__EXERCISE TASK__
In full and without alteration, give the listing again.
[Start GIVEN RECORDS]
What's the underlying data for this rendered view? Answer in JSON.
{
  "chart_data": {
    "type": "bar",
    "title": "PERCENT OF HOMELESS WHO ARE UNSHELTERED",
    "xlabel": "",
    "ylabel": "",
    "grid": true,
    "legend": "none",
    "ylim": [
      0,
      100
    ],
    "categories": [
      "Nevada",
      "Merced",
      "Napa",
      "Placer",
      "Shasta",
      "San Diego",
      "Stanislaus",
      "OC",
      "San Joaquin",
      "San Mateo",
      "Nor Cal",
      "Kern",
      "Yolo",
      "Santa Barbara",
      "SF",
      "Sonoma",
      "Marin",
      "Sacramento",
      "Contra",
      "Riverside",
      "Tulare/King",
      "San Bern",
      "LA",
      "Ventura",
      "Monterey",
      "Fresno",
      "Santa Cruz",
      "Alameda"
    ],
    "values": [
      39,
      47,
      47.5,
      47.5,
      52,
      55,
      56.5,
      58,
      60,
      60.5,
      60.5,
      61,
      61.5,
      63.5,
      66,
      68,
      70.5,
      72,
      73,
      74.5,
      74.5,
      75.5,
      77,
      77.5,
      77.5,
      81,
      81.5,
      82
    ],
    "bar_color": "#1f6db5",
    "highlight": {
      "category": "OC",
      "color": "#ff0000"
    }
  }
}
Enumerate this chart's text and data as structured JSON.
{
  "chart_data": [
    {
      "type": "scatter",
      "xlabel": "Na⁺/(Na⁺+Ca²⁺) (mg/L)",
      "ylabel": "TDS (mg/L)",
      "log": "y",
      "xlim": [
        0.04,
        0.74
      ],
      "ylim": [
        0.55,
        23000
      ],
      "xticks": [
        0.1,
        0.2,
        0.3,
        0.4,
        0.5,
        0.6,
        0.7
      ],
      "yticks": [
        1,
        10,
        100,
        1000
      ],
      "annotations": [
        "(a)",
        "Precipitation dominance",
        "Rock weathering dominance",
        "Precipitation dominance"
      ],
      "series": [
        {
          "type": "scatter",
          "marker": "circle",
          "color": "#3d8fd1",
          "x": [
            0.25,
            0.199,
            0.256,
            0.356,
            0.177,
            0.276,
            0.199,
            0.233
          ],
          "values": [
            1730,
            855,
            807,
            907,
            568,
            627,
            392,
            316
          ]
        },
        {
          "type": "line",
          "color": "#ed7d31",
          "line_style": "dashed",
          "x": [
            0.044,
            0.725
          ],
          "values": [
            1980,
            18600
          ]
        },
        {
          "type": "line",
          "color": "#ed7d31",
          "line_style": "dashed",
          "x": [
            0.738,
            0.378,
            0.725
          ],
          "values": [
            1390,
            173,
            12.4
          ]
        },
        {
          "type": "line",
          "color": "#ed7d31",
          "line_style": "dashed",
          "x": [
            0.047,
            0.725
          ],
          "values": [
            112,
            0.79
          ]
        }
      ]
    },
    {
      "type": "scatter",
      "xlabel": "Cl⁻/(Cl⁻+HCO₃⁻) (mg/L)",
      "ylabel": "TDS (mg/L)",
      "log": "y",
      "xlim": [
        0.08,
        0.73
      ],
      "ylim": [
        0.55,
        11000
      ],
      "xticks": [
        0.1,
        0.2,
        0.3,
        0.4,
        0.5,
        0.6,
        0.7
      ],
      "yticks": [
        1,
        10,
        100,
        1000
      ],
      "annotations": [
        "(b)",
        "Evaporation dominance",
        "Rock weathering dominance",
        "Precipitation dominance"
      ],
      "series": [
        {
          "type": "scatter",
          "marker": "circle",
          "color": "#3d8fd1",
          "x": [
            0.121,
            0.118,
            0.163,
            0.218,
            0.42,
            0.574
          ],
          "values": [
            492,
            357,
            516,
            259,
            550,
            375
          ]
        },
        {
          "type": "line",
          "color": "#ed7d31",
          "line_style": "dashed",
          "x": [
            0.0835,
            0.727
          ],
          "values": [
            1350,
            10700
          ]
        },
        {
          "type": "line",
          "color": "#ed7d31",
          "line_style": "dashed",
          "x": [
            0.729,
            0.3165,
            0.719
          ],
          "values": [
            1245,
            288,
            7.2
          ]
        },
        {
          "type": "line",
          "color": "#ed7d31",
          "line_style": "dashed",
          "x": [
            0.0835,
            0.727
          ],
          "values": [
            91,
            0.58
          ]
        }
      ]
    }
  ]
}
[End GIVEN RECORDS]
__OUTPUT__
What's the underlying data for this rendered view? Answer in JSON.
{
  "chart_data": {
    "type": "bar",
    "title": "PERCENT OF HOMELESS WHO ARE UNSHELTERED",
    "xlabel": "",
    "ylabel": "",
    "grid": true,
    "legend": "none",
    "ylim": [
      0,
      100
    ],
    "categories": [
      "Nevada",
      "Merced",
      "Napa",
      "Placer",
      "Shasta",
      "San Diego",
      "Stanislaus",
      "OC",
      "San Joaquin",
      "San Mateo",
      "Nor Cal",
      "Kern",
      "Yolo",
      "Santa Barbara",
      "SF",
      "Sonoma",
      "Marin",
      "Sacramento",
      "Contra",
      "Riverside",
      "Tulare/King",
      "San Bern",
      "LA",
      "Ventura",
      "Monterey",
      "Fresno",
      "Santa Cruz",
      "Alameda"
    ],
    "values": [
      39,
      47,
      47.5,
      47.5,
      52,
      55,
      56.5,
      58,
      60,
      60.5,
      60.5,
      61,
      61.5,
      63.5,
      66,
      68,
      70.5,
      72,
      73,
      74.5,
      74.5,
      75.5,
      77,
      77.5,
      77.5,
      81,
      81.5,
      82
    ],
    "bar_color": "#1f6db5",
    "highlight": {
      "category": "OC",
      "color": "#ff0000"
    }
  }
}
Enumerate this chart's text and data as structured JSON.
{
  "chart_data": [
    {
      "type": "scatter",
      "xlabel": "Na⁺/(Na⁺+Ca²⁺) (mg/L)",
      "ylabel": "TDS (mg/L)",
      "log": "y",
      "xlim": [
        0.04,
        0.74
      ],
      "ylim": [
        0.55,
        23000
      ],
      "xticks": [
        0.1,
        0.2,
        0.3,
        0.4,
        0.5,
        0.6,
        0.7
      ],
      "yticks": [
        1,
        10,
        100,
        1000
      ],
      "annotations": [
        "(a)",
        "Precipitation dominance",
        "Rock weathering dominance",
        "Precipitation dominance"
      ],
      "series": [
        {
          "type": "scatter",
          "marker": "circle",
          "color": "#3d8fd1",
          "x": [
            0.25,
            0.199,
            0.256,
            0.356,
            0.177,
            0.276,
            0.199,
            0.233
          ],
          "values": [
            1730,
            855,
            807,
            907,
            568,
            627,
            392,
            316
          ]
        },
        {
          "type": "line",
          "color": "#ed7d31",
          "line_style": "dashed",
          "x": [
            0.044,
            0.725
          ],
          "values": [
            1980,
            18600
          ]
        },
        {
          "type": "line",
          "color": "#ed7d31",
          "line_style": "dashed",
          "x": [
            0.738,
            0.378,
            0.725
          ],
          "values": [
            1390,
            173,
            12.4
          ]
        },
        {
          "type": "line",
          "color": "#ed7d31",
          "line_style": "dashed",
          "x": [
            0.047,
            0.725
          ],
          "values": [
            112,
            0.79
          ]
        }
      ]
    },
    {
      "type": "scatter",
      "xlabel": "Cl⁻/(Cl⁻+HCO₃⁻) (mg/L)",
      "ylabel": "TDS (mg/L)",
      "log": "y",
      "xlim": [
        0.08,
        0.73
      ],
      "ylim": [
        0.55,
        11000
      ],
      "xticks": [
        0.1,
        0.2,
        0.3,
        0.4,
        0.5,
        0.6,
        0.7
      ],
      "yticks": [
        1,
        10,
        100,
        1000
      ],
      "annotations": [
        "(b)",
        "Evaporation dominance",
        "Rock weathering dominance",
        "Precipitation dominance"
      ],
      "series": [
        {
          "type": "scatter",
          "marker": "circle",
          "color": "#3d8fd1",
          "x": [
            0.121,
            0.118,
            0.163,
            0.218,
            0.42,
            0.574
          ],
          "values": [
            492,
            357,
            516,
            259,
            550,
            375
          ]
        },
        {
          "type": "line",
          "color": "#ed7d31",
          "line_style": "dashed",
          "x": [
            0.0835,
            0.727
          ],
          "values": [
            1350,
            10700
          ]
        },
        {
          "type": "line",
          "color": "#ed7d31",
          "line_style": "dashed",
          "x": [
            0.729,
            0.3165,
            0.719
          ],
          "values": [
            1245,
            288,
            7.2
          ]
        },
        {
          "type": "line",
          "color": "#ed7d31",
          "line_style": "dashed",
          "x": [
            0.0835,
            0.727
          ],
          "values": [
            91,
            0.58
          ]
        }
      ]
    }
  ]
}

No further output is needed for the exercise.